** Objective **
Send back all the data below, exactly as given.

** Recorded information **
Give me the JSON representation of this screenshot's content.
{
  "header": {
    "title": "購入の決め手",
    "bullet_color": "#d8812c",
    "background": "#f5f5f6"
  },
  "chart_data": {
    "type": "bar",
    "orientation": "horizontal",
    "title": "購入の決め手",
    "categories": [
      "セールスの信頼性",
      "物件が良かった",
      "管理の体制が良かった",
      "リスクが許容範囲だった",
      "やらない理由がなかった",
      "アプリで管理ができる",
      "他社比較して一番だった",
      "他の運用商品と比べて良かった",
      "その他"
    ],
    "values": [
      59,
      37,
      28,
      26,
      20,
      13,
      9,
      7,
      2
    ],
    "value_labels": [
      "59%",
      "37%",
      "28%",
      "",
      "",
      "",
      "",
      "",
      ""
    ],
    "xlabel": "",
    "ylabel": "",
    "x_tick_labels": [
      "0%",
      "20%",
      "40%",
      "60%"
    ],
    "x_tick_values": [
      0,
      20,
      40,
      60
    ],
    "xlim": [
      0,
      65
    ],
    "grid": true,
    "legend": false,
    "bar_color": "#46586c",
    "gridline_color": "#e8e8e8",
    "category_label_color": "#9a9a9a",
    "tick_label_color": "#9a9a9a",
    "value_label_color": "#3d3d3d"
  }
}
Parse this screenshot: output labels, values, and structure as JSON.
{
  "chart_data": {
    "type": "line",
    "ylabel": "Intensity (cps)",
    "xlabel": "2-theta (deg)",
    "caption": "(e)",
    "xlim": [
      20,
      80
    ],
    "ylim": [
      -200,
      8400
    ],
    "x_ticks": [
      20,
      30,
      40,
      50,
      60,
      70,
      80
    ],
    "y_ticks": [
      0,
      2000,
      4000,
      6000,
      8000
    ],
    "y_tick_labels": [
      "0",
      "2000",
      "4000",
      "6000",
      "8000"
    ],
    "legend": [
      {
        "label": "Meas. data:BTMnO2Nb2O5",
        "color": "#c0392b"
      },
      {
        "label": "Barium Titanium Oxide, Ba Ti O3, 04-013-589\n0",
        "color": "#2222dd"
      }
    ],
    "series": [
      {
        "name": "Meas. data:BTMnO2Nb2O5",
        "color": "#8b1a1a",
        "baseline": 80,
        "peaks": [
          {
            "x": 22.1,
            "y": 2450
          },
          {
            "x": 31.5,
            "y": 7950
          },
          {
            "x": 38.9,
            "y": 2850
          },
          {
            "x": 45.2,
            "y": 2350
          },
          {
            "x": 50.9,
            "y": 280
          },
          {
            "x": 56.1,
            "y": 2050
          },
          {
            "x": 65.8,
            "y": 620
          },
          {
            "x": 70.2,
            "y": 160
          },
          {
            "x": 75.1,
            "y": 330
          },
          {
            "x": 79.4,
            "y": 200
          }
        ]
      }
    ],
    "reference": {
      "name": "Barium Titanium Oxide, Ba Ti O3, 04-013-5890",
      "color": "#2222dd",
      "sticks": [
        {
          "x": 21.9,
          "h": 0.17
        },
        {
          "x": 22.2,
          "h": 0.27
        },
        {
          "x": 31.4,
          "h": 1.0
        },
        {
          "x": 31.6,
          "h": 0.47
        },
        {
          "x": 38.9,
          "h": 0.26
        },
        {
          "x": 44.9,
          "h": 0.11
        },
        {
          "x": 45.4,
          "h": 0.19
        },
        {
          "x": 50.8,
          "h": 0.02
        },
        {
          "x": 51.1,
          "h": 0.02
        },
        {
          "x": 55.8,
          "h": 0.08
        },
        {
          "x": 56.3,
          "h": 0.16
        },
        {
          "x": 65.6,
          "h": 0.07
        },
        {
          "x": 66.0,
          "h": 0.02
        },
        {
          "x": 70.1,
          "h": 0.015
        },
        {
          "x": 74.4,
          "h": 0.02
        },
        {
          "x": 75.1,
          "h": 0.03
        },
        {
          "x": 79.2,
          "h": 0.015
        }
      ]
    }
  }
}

** Answer to this problem **
Give me the JSON representation of this screenshot's content.
{
  "header": {
    "title": "購入の決め手",
    "bullet_color": "#d8812c",
    "background": "#f5f5f6"
  },
  "chart_data": {
    "type": "bar",
    "orientation": "horizontal",
    "title": "購入の決め手",
    "categories": [
      "セールスの信頼性",
      "物件が良かった",
      "管理の体制が良かった",
      "リスクが許容範囲だった",
      "やらない理由がなかった",
      "アプリで管理ができる",
      "他社比較して一番だった",
      "他の運用商品と比べて良かった",
      "その他"
    ],
    "values": [
      59,
      37,
      28,
      26,
      20,
      13,
      9,
      7,
      2
    ],
    "value_labels": [
      "59%",
      "37%",
      "28%",
      "",
      "",
      "",
      "",
      "",
      ""
    ],
    "xlabel": "",
    "ylabel": "",
    "x_tick_labels": [
      "0%",
      "20%",
      "40%",
      "60%"
    ],
    "x_tick_values": [
      0,
      20,
      40,
      60
    ],
    "xlim": [
      0,
      65
    ],
    "grid": true,
    "legend": false,
    "bar_color": "#46586c",
    "gridline_color": "#e8e8e8",
    "category_label_color": "#9a9a9a",
    "tick_label_color": "#9a9a9a",
    "value_label_color": "#3d3d3d"
  }
}
Parse this screenshot: output labels, values, and structure as JSON.
{
  "chart_data": {
    "type": "line",
    "ylabel": "Intensity (cps)",
    "xlabel": "2-theta (deg)",
    "caption": "(e)",
    "xlim": [
      20,
      80
    ],
    "ylim": [
      -200,
      8400
    ],
    "x_ticks": [
      20,
      30,
      40,
      50,
      60,
      70,
      80
    ],
    "y_ticks": [
      0,
      2000,
      4000,
      6000,
      8000
    ],
    "y_tick_labels": [
      "0",
      "2000",
      "4000",
      "6000",
      "8000"
    ],
    "legend": [
      {
        "label": "Meas. data:BTMnO2Nb2O5",
        "color": "#c0392b"
      },
      {
        "label": "Barium Titanium Oxide, Ba Ti O3, 04-013-589\n0",
        "color": "#2222dd"
      }
    ],
    "series": [
      {
        "name": "Meas. data:BTMnO2Nb2O5",
        "color": "#8b1a1a",
        "baseline": 80,
        "peaks": [
          {
            "x": 22.1,
            "y": 2450
          },
          {
            "x": 31.5,
            "y": 7950
          },
          {
            "x": 38.9,
            "y": 2850
          },
          {
            "x": 45.2,
            "y": 2350
          },
          {
            "x": 50.9,
            "y": 280
          },
          {
            "x": 56.1,
            "y": 2050
          },
          {
            "x": 65.8,
            "y": 620
          },
          {
            "x": 70.2,
            "y": 160
          },
          {
            "x": 75.1,
            "y": 330
          },
          {
            "x": 79.4,
            "y": 200
          }
        ]
      }
    ],
    "reference": {
      "name": "Barium Titanium Oxide, Ba Ti O3, 04-013-5890",
      "color": "#2222dd",
      "sticks": [
        {
          "x": 21.9,
          "h": 0.17
        },
        {
          "x": 22.2,
          "h": 0.27
        },
        {
          "x": 31.4,
          "h": 1.0
        },
        {
          "x": 31.6,
          "h": 0.47
        },
        {
          "x": 38.9,
          "h": 0.26
        },
        {
          "x": 44.9,
          "h": 0.11
        },
        {
          "x": 45.4,
          "h": 0.19
        },
        {
          "x": 50.8,
          "h": 0.02
        },
        {
          "x": 51.1,
          "h": 0.02
        },
        {
          "x": 55.8,
          "h": 0.08
        },
        {
          "x": 56.3,
          "h": 0.16
        },
        {
          "x": 65.6,
          "h": 0.07
        },
        {
          "x": 66.0,
          "h": 0.02
        },
        {
          "x": 70.1,
          "h": 0.015
        },
        {
          "x": 74.4,
          "h": 0.02
        },
        {
          "x": 75.1,
          "h": 0.03
        },
        {
          "x": 79.2,
          "h": 0.015
        }
      ]
    }
  }
}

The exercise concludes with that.